→ **WORK REQUIRED**:
Copy each line of the listing below exactly.

→ **DATA SUPPLIED**:
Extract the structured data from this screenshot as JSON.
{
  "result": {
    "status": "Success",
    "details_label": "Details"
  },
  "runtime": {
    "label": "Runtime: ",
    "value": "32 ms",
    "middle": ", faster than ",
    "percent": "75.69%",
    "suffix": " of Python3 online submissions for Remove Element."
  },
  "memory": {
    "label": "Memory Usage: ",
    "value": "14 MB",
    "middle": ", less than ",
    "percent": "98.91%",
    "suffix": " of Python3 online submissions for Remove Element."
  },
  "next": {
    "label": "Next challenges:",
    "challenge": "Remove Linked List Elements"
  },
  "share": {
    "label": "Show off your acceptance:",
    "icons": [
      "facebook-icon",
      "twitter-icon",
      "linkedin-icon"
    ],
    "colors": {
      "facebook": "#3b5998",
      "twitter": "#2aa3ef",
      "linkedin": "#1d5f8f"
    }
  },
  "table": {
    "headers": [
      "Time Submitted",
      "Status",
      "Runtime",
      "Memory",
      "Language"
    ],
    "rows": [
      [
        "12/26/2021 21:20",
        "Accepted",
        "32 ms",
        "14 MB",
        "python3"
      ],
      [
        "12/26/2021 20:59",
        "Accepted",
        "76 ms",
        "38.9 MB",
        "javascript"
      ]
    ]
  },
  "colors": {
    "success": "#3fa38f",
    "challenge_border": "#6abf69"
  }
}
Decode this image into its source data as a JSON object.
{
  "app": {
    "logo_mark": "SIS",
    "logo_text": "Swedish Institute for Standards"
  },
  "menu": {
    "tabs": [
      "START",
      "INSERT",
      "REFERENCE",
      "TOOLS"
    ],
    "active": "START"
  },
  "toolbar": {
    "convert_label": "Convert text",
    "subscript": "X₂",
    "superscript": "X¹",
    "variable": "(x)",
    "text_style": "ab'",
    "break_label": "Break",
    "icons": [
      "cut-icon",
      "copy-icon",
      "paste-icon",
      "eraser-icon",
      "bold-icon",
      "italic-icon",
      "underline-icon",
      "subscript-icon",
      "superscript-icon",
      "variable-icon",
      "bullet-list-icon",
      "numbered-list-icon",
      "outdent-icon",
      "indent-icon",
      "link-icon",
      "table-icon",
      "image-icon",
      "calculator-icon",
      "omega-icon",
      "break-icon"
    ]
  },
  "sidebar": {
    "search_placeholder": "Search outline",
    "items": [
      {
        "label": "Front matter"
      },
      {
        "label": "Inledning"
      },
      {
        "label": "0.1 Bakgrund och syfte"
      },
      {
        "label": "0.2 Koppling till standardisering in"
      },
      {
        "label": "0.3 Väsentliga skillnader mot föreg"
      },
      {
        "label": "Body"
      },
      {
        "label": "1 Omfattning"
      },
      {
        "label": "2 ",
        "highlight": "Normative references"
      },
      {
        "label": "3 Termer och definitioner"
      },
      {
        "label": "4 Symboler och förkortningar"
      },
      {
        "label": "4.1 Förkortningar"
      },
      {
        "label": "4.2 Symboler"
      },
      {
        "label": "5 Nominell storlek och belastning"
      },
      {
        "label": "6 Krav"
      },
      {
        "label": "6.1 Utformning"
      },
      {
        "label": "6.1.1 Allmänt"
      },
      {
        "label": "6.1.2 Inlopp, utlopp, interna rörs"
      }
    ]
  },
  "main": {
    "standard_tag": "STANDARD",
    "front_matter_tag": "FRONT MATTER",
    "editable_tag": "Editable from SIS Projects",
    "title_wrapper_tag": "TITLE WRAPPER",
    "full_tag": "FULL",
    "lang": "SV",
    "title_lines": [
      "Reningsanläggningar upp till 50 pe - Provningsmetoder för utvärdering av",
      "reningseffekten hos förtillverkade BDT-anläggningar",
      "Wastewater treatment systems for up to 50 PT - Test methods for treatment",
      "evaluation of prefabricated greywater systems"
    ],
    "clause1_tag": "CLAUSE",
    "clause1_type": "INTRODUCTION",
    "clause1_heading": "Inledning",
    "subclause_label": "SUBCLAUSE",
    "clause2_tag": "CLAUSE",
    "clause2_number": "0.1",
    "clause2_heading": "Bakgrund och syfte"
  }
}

→ **ANSWER TO THE EXERCISE**:
Extract the structured data from this screenshot as JSON.
{
  "result": {
    "status": "Success",
    "details_label": "Details"
  },
  "runtime": {
    "label": "Runtime: ",
    "value": "32 ms",
    "middle": ", faster than ",
    "percent": "75.69%",
    "suffix": " of Python3 online submissions for Remove Element."
  },
  "memory": {
    "label": "Memory Usage: ",
    "value": "14 MB",
    "middle": ", less than ",
    "percent": "98.91%",
    "suffix": " of Python3 online submissions for Remove Element."
  },
  "next": {
    "label": "Next challenges:",
    "challenge": "Remove Linked List Elements"
  },
  "share": {
    "label": "Show off your acceptance:",
    "icons": [
      "facebook-icon",
      "twitter-icon",
      "linkedin-icon"
    ],
    "colors": {
      "facebook": "#3b5998",
      "twitter": "#2aa3ef",
      "linkedin": "#1d5f8f"
    }
  },
  "table": {
    "headers": [
      "Time Submitted",
      "Status",
      "Runtime",
      "Memory",
      "Language"
    ],
    "rows": [
      [
        "12/26/2021 21:20",
        "Accepted",
        "32 ms",
        "14 MB",
        "python3"
      ],
      [
        "12/26/2021 20:59",
        "Accepted",
        "76 ms",
        "38.9 MB",
        "javascript"
      ]
    ]
  },
  "colors": {
    "success": "#3fa38f",
    "challenge_border": "#6abf69"
  }
}
Decode this image into its source data as a JSON object.
{
  "app": {
    "logo_mark": "SIS",
    "logo_text": "Swedish Institute for Standards"
  },
  "menu": {
    "tabs": [
      "START",
      "INSERT",
      "REFERENCE",
      "TOOLS"
    ],
    "active": "START"
  },
  "toolbar": {
    "convert_label": "Convert text",
    "subscript": "X₂",
    "superscript": "X¹",
    "variable": "(x)",
    "text_style": "ab'",
    "break_label": "Break",
    "icons": [
      "cut-icon",
      "copy-icon",
      "paste-icon",
      "eraser-icon",
      "bold-icon",
      "italic-icon",
      "underline-icon",
      "subscript-icon",
      "superscript-icon",
      "variable-icon",
      "bullet-list-icon",
      "numbered-list-icon",
      "outdent-icon",
      "indent-icon",
      "link-icon",
      "table-icon",
      "image-icon",
      "calculator-icon",
      "omega-icon",
      "break-icon"
    ]
  },
  "sidebar": {
    "search_placeholder": "Search outline",
    "items": [
      {
        "label": "Front matter"
      },
      {
        "label": "Inledning"
      },
      {
        "label": "0.1 Bakgrund och syfte"
      },
      {
        "label": "0.2 Koppling till standardisering in"
      },
      {
        "label": "0.3 Väsentliga skillnader mot föreg"
      },
      {
        "label": "Body"
      },
      {
        "label": "1 Omfattning"
      },
      {
        "label": "2 ",
        "highlight": "Normative references"
      },
      {
        "label": "3 Termer och definitioner"
      },
      {
        "label": "4 Symboler och förkortningar"
      },
      {
        "label": "4.1 Förkortningar"
      },
      {
        "label": "4.2 Symboler"
      },
      {
        "label": "5 Nominell storlek och belastning"
      },
      {
        "label": "6 Krav"
      },
      {
        "label": "6.1 Utformning"
      },
      {
        "label": "6.1.1 Allmänt"
      },
      {
        "label": "6.1.2 Inlopp, utlopp, interna rörs"
      }
    ]
  },
  "main": {
    "standard_tag": "STANDARD",
    "front_matter_tag": "FRONT MATTER",
    "editable_tag": "Editable from SIS Projects",
    "title_wrapper_tag": "TITLE WRAPPER",
    "full_tag": "FULL",
    "lang": "SV",
    "title_lines": [
      "Reningsanläggningar upp till 50 pe - Provningsmetoder för utvärdering av",
      "reningseffekten hos förtillverkade BDT-anläggningar",
      "Wastewater treatment systems for up to 50 PT - Test methods for treatment",
      "evaluation of prefabricated greywater systems"
    ],
    "clause1_tag": "CLAUSE",
    "clause1_type": "INTRODUCTION",
    "clause1_heading": "Inledning",
    "subclause_label": "SUBCLAUSE",
    "clause2_tag": "CLAUSE",
    "clause2_number": "0.1",
    "clause2_heading": "Bakgrund och syfte"
  }
}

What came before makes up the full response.